WHAT TO DO.
Examine the records and identify each line that includes the string "label". Copy those lines.

** START OF EXTRACTED INFORMATION **

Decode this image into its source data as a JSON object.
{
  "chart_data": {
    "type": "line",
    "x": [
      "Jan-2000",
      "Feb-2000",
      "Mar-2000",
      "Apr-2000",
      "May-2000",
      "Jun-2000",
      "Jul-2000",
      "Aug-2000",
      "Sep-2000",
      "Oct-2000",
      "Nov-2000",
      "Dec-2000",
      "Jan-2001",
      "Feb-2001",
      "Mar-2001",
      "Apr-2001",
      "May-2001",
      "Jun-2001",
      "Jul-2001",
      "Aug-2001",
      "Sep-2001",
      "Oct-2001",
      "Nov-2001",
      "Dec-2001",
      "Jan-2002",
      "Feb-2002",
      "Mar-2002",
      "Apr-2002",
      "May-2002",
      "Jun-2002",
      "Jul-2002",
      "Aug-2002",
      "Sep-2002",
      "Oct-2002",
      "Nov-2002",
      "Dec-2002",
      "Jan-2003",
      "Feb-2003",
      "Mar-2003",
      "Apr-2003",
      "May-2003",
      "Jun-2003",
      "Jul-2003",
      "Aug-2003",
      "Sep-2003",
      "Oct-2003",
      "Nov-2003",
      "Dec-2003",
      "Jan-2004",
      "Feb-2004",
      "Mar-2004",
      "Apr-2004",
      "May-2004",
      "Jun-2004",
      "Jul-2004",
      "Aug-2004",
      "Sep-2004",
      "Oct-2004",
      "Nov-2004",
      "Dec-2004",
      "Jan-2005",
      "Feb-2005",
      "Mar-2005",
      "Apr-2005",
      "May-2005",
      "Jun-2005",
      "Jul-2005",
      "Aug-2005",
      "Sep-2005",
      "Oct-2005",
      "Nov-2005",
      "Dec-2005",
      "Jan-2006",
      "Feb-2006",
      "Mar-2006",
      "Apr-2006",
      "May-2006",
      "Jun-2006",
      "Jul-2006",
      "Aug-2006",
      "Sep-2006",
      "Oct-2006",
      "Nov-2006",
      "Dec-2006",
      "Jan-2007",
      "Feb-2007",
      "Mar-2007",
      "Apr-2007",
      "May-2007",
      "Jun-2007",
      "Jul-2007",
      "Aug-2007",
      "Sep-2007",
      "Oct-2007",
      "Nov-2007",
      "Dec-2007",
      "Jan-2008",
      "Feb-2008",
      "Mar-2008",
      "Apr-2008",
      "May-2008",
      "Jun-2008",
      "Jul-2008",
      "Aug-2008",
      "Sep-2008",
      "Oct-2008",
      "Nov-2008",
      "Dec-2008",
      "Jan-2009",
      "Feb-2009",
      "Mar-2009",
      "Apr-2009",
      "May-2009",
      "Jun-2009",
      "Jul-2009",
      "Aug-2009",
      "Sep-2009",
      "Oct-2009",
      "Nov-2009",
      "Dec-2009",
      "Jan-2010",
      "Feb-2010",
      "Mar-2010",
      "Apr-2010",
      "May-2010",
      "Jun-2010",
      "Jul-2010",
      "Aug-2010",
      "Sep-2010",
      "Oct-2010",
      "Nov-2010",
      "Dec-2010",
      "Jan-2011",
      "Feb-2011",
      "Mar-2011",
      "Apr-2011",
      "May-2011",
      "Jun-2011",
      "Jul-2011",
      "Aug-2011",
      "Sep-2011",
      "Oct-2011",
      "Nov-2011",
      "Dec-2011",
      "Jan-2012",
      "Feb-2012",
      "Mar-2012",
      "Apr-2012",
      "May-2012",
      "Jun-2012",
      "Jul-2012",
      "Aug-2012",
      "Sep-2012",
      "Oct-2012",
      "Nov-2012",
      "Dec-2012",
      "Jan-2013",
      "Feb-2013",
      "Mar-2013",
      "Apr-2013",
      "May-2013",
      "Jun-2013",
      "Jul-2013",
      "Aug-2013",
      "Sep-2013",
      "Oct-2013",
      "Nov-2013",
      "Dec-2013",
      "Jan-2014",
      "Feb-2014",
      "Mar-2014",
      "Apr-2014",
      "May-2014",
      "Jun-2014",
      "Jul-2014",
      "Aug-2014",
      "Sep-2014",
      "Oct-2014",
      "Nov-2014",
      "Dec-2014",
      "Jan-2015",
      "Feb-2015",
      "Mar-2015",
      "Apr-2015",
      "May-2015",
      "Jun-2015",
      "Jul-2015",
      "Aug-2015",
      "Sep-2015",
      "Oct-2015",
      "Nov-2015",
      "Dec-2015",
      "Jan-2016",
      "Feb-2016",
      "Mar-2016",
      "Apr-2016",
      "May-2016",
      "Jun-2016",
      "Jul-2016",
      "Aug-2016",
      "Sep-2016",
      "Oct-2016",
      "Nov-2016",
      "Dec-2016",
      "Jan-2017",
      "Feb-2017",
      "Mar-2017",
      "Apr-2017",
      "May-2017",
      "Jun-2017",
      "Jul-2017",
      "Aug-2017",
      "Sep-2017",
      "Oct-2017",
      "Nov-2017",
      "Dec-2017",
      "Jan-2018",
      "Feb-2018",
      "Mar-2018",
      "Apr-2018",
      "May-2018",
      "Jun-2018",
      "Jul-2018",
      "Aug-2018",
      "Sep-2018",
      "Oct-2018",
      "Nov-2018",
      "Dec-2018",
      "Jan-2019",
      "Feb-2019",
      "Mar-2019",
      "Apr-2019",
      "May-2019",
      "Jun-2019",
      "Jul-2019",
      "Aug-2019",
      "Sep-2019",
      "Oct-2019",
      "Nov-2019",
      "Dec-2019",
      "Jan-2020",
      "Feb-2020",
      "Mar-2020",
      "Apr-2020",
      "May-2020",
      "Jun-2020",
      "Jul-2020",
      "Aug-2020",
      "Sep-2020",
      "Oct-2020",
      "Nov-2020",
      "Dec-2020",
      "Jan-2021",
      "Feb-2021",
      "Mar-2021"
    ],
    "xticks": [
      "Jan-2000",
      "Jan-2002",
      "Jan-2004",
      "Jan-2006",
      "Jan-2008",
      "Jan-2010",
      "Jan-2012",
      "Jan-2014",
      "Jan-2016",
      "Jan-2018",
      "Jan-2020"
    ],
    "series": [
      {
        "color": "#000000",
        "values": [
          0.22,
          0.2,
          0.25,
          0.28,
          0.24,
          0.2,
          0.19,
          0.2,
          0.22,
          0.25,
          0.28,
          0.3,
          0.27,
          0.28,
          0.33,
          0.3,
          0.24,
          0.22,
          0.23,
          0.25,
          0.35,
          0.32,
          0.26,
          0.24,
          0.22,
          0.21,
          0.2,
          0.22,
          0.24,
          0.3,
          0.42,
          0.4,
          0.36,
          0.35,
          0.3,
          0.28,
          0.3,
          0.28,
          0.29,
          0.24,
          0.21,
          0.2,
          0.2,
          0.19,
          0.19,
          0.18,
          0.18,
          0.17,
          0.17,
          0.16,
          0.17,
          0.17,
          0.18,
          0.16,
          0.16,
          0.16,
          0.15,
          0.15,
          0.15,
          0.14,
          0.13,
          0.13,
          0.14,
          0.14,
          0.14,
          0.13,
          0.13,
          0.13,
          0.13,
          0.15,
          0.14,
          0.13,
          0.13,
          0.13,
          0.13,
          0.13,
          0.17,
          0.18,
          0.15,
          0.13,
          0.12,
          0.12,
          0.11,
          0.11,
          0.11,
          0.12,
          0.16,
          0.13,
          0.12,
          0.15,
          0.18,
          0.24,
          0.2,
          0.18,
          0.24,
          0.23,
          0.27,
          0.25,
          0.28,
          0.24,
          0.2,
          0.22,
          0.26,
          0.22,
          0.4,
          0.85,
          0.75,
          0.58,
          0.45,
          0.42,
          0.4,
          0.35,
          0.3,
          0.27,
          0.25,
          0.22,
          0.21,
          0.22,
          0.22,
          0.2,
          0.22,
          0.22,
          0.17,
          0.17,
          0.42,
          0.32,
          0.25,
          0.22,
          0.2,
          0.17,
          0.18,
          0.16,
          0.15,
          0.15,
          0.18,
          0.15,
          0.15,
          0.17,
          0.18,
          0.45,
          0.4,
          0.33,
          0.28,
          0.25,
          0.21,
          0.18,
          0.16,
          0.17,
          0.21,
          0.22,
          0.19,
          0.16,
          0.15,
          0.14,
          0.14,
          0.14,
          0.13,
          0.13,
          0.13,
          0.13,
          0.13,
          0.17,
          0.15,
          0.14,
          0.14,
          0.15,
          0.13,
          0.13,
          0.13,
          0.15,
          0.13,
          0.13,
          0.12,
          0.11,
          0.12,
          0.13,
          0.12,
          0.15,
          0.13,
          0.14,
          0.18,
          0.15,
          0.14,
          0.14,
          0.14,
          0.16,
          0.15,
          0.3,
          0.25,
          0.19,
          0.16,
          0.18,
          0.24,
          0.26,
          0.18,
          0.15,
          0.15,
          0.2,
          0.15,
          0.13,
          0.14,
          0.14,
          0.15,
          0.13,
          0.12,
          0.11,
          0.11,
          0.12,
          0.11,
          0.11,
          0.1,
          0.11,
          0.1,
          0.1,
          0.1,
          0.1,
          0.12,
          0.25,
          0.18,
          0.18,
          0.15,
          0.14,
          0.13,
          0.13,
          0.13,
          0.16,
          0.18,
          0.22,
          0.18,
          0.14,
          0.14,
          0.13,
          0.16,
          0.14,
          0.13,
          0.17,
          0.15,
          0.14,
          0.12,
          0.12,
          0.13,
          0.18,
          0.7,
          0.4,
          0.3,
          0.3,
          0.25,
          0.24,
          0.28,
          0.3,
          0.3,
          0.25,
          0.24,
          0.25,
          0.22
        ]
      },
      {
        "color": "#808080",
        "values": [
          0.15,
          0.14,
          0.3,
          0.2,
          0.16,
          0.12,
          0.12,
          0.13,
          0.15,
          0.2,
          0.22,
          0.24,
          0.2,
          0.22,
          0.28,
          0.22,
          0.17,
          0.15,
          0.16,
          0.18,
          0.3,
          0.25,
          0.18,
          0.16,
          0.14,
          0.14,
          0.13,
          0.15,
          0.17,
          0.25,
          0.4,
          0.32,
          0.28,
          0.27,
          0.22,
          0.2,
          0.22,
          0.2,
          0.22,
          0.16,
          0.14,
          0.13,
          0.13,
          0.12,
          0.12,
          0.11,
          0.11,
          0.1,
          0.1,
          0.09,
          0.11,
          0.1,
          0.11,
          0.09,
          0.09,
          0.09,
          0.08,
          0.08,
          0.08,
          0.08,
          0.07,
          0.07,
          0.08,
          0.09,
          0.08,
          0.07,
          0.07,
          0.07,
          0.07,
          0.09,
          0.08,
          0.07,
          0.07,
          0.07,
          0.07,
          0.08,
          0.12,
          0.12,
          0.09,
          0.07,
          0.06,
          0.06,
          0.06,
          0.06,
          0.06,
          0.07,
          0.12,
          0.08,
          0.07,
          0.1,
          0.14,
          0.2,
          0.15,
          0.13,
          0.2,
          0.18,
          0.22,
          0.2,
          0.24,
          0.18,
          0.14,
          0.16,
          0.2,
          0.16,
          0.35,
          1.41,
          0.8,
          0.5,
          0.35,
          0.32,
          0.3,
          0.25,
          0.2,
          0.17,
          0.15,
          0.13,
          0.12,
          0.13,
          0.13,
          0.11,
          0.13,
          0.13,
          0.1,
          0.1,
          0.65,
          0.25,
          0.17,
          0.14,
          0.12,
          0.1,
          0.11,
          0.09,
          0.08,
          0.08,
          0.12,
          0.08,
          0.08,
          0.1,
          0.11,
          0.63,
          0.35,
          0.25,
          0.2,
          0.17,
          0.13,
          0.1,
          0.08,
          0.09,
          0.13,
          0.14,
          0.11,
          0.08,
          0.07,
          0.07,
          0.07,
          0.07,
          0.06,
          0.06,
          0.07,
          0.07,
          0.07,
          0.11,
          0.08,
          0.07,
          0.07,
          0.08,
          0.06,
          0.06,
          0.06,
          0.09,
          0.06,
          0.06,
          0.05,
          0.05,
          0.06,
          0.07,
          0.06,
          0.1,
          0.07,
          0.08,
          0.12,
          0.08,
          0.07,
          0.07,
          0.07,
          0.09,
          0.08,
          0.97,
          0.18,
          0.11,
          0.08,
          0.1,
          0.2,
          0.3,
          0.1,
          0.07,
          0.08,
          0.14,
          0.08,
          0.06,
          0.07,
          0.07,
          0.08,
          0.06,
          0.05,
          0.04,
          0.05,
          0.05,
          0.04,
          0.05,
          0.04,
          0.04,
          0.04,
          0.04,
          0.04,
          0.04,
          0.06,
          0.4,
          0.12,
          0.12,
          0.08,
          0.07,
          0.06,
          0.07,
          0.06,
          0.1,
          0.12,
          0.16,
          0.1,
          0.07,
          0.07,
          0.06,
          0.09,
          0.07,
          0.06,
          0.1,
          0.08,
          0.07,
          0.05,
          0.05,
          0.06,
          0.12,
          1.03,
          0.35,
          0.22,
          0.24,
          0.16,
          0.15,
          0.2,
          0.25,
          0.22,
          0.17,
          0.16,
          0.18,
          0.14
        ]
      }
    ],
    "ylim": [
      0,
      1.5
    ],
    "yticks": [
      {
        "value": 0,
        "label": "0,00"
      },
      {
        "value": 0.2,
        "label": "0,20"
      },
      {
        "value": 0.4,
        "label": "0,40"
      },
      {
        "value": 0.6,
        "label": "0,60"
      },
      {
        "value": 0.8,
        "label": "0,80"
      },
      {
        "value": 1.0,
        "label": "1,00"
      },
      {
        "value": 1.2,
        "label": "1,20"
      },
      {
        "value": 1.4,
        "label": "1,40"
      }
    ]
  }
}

** END OF EXTRACTED INFORMATION **

SOLVED EXERCISE.
        "label": "0,00"
        "label": "0,20"
        "label": "0,40"
        "label": "0,60"
        "label": "0,80"
        "label": "1,00"
        "label": "1,20"
        "label": "1,40"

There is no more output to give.